Supplied passage
--
Michelle Wright, CEO of Cause 4 and Programme Director for Arts Funding & Philanthropy
MICHELLE WRIGHT is CEO of social enterprise corporation Cause4, as well as Programme Director for Arts Funding and Philanthropy. She talks to NEIL MUDD about new approaches to funding and the need for a different mind-set…
In the face of massive financial uncertainty, few people would choose to start a new company. CEO Michelle Wright set up Cause4 in 2009 as a direct response to global recession and the biting austerity which has followed in its wake.
“It feels mad now setting up an organisation at such a point,” laughs Michelle when we talk on the phone. “I was working with the London Symphony Orchestra at the Barbican Centre, and I just remember the day Lehman Brothers collapsed vividly: thousands of people in the City of London lost their jobs overnight.”
“I was in my early thirties and I thought, The world has changed and the world of charity organisations and fund-raising is going to have to change. We’re going to need new models, new energy and just a different sort of mind-set.”
Geared towards fundraising across arts and culture sectors, Cause 4 supports ‘charitable organisations and causes to thrive and innovate,’ and is one of the first certified social enterprise B-Corporations in the UK.
“I’d had a lot of experience with bigger consultancy companies. You can spend a lot of money and get a perfectly brilliant strategy, but if the steps aren’t there to implement it – or the culture isn’t right in the organisation to implement it – you might as well have not bothered,” says Michelle of her reasons for starting Cause4 ten years ago.
“I wanted Cause4 to signpost people from A to B, but also, when there was the right mix of factors, we would roll up our sleeves and support fundraising directly. We still have that combination in our approach.”
Michelle started her career as a violinist playing in orchestras, and says that experience has proved invaluable in her new role.
“Even though I’m not playing professionally now, having those links, and that training and background, feels very important to me. When I started I approached business through that creative side. I honestly think if you position it right with the right sort of products and partnerships, then money and resources will follow.”
Relocating from East London to Norfolk a few years ago, Michelle says despite the many advantages, “obviously you lose that exposure to cultural things.” She used to go to the theatre or to a concert two or three times a week, but says outside of London you either have to work hard to find it “or set it up yourself.”
Michelle is surprisingly upbeat about funding of the arts, though acknowledges many organisations are still finding things very challenging. In that sense, she says, Cause4’s business is recession proof because “people always need more money to do stuff.”
“What we’re finding is an over-reliance on particular areas of funding, like trusts and foundations, as well as under-confidence in approaching individuals or corporations. I think people psychologically (prefer) trusts and foundations because quite often you’re just filling in a form, and often you don’t even need to speak to anybody!
“The pressure some of those individuals or organisations are under – (plus) the uncertainty – is obviously having an impact. For example, you can be talking to (corporate partners) for a long, long time before you get a Yes or a No, because their own situation is so uncertain – with Brexit or whatever.”
--
Provided material

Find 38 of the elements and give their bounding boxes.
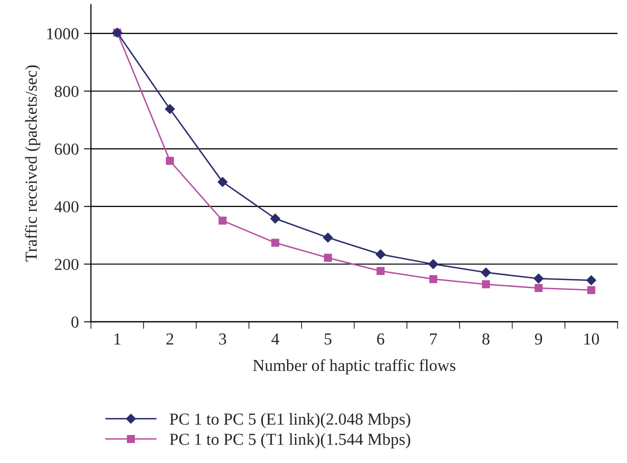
y-tick-label: 400	[54, 201, 78, 212]
point	[586, 275, 596, 286]
point	[480, 268, 491, 278]
point	[429, 275, 438, 284]
x-tick-label: 9	[534, 333, 542, 345]
x-tick-label: 7	[430, 334, 437, 344]
point	[322, 232, 333, 243]
point	[482, 280, 490, 288]
point	[376, 267, 385, 276]
point	[376, 249, 386, 260]
x-tick-label: 1	[114, 333, 120, 344]
point	[534, 284, 543, 292]
point	[271, 238, 280, 247]
point	[164, 104, 175, 114]
point	[218, 216, 227, 225]
point	[428, 259, 438, 270]
x-axis-title: Number of haptic traffic flows	[253, 359, 456, 374]
point	[587, 286, 596, 294]
x-tick-label: 8	[482, 333, 490, 345]
point	[270, 214, 280, 224]
y-tick-label: 200	[54, 258, 78, 270]
legend-label: PC 1 to PC 5 (E1 link)(2.048 Mbps)	[170, 413, 410, 428]
x-tick-label: 4	[271, 333, 280, 344]
y-tick-label: 800	[54, 86, 78, 98]
legend-label: PC 1 to PC 5 (T1 link)(1.544 Mbps)	[170, 433, 410, 448]
y-axis-title: Traffic received (packets/sec)	[24, 65, 40, 262]
y-tick-label: 0	[71, 316, 78, 328]
point	[166, 156, 174, 165]
y-tick-label: 1000	[47, 28, 78, 40]
point	[324, 254, 332, 262]
y-tick-label: 600	[54, 143, 78, 155]
x-tick-label: 6	[377, 333, 384, 345]
x-tick-label: 10	[584, 333, 599, 345]
point	[534, 274, 544, 284]
x-tick-label: 3	[219, 333, 226, 345]
x-tick-label: 5	[324, 334, 332, 345]
point	[218, 177, 228, 187]
x-tick-label: 2	[166, 333, 174, 344]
--
Exercise requirements
1/ Answer these about the Michelle Wright interview:
(a) In what year did Michelle Wright set up Cause4?
(b) What instrument did she play in orchestras early in her career?
(c) To which place did she relocate from East London?
2/ In the Michelle Wright interview, update the part that opens with the words containing "Michelle is surprisingly" and closes with "speak to anybody!". Put "grant-making bodies" wherever "trusts and foundations" appears.
3/ Take the Michelle Wright interview further, starting after its final sentence.
The records play no part here.

Answers below
1/
(a) 2009
(b) The violin
(c) Norfolk

2/
Michelle is surprisingly upbeat about funding of the arts, though acknowledges many organisations are still finding things very challenging. In that sense, she says, Cause4’s business is recession proof because “people always need more money to do stuff.”
“What we’re finding is an over-reliance on particular areas of funding, like grant-making bodies, as well as under-confidence in approaching individuals or corporations. I think people psychologically (prefer) grant-making bodies because quite often you’re just filling in a form, and often you don’t even need to speak to anybody!

3/
Does she think that smaller arts organisations cannot see the wider picture, that they might be too inward looking?
“They can be inward looking, but also there are a lot of chief executives and artistic directors who are measured purely on financial performance,” she says. “This can lead to a disconnect, where people are spending a lot of time fund-raising – which of course is part of the job – but often they would rather it wasn’t!”
Recently Cause4 has undertaken a storytelling project in partnership with Dr Ben Walmsley at Leeds University. “The arts sector is not very good at making the most of its creative assets,” says Michelle. “They are leaps and bounds ahead of the major charities just in terms of who they are, but often they don’t tell their stories in a creative way. That’s at the heart of our business.”
Another initiative, with data benchmarking firm My Cake, collates available funding data: “There isn’t easily accessible data about where money comes from across the sector, so a lot of the organisations operate in a complete vacuum,” says Michelle. “We’ve taken the information the Arts Council holds about funding organisations and hopefully transposed it to be relevant for people fund-raising.”
“Data is only data, but if you were trying to develop a credible fundraising strategy, it would at least give you a starting point. I do a lot of training with trustees and one of the first questions I ask them is, Where does your income come from? Often they just don’t know. You’ve got to start from the basis of where money comes from in the sector, I think.”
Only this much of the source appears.